* **Set problem**: Quote all of the data below exactly, please.

* **Material for this exercise**:
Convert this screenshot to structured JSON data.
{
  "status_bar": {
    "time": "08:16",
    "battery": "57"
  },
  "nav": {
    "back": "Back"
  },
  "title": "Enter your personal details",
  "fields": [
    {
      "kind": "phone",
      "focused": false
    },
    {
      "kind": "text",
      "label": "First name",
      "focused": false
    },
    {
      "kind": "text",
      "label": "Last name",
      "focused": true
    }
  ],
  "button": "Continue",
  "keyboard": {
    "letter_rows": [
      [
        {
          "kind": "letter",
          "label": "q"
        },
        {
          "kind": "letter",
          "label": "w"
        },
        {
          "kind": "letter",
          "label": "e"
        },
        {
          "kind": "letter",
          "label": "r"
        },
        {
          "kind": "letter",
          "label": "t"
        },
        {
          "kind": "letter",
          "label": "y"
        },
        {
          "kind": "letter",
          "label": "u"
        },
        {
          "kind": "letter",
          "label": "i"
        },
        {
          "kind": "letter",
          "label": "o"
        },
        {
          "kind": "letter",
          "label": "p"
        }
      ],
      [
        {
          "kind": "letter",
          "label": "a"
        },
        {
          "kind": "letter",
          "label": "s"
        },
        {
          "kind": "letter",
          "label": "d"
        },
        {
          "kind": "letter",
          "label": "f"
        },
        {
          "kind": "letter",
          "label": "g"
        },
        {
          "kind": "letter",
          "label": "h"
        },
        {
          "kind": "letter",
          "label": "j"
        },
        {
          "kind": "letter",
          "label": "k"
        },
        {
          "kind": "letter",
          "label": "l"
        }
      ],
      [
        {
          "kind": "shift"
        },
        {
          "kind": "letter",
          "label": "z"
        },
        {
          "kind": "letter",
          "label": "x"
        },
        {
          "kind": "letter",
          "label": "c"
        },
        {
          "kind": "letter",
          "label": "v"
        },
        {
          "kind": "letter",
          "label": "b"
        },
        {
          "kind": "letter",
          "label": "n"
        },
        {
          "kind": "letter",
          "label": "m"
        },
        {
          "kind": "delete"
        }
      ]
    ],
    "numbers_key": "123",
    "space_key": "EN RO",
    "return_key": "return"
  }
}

* **Reply to the exercise**:
Convert this screenshot to structured JSON data.
{
  "status_bar": {
    "time": "08:16",
    "battery": "57"
  },
  "nav": {
    "back": "Back"
  },
  "title": "Enter your personal details",
  "fields": [
    {
      "kind": "phone",
      "focused": false
    },
    {
      "kind": "text",
      "label": "First name",
      "focused": false
    },
    {
      "kind": "text",
      "label": "Last name",
      "focused": true
    }
  ],
  "button": "Continue",
  "keyboard": {
    "letter_rows": [
      [
        {
          "kind": "letter",
          "label": "q"
        },
        {
          "kind": "letter",
          "label": "w"
        },
        {
          "kind": "letter",
          "label": "e"
        },
        {
          "kind": "letter",
          "label": "r"
        },
        {
          "kind": "letter",
          "label": "t"
        },
        {
          "kind": "letter",
          "label": "y"
        },
        {
          "kind": "letter",
          "label": "u"
        },
        {
          "kind": "letter",
          "label": "i"
        },
        {
          "kind": "letter",
          "label": "o"
        },
        {
          "kind": "letter",
          "label": "p"
        }
      ],
      [
        {
          "kind": "letter",
          "label": "a"
        },
        {
          "kind": "letter",
          "label": "s"
        },
        {
          "kind": "letter",
          "label": "d"
        },
        {
          "kind": "letter",
          "label": "f"
        },
        {
          "kind": "letter",
          "label": "g"
        },
        {
          "kind": "letter",
          "label": "h"
        },
        {
          "kind": "letter",
          "label": "j"
        },
        {
          "kind": "letter",
          "label": "k"
        },
        {
          "kind": "letter",
          "label": "l"
        }
      ],
      [
        {
          "kind": "shift"
        },
        {
          "kind": "letter",
          "label": "z"
        },
        {
          "kind": "letter",
          "label": "x"
        },
        {
          "kind": "letter",
          "label": "c"
        },
        {
          "kind": "letter",
          "label": "v"
        },
        {
          "kind": "letter",
          "label": "b"
        },
        {
          "kind": "letter",
          "label": "n"
        },
        {
          "kind": "letter",
          "label": "m"
        },
        {
          "kind": "delete"
        }
      ]
    ],
    "numbers_key": "123",
    "space_key": "EN RO",
    "return_key": "return"
  }
}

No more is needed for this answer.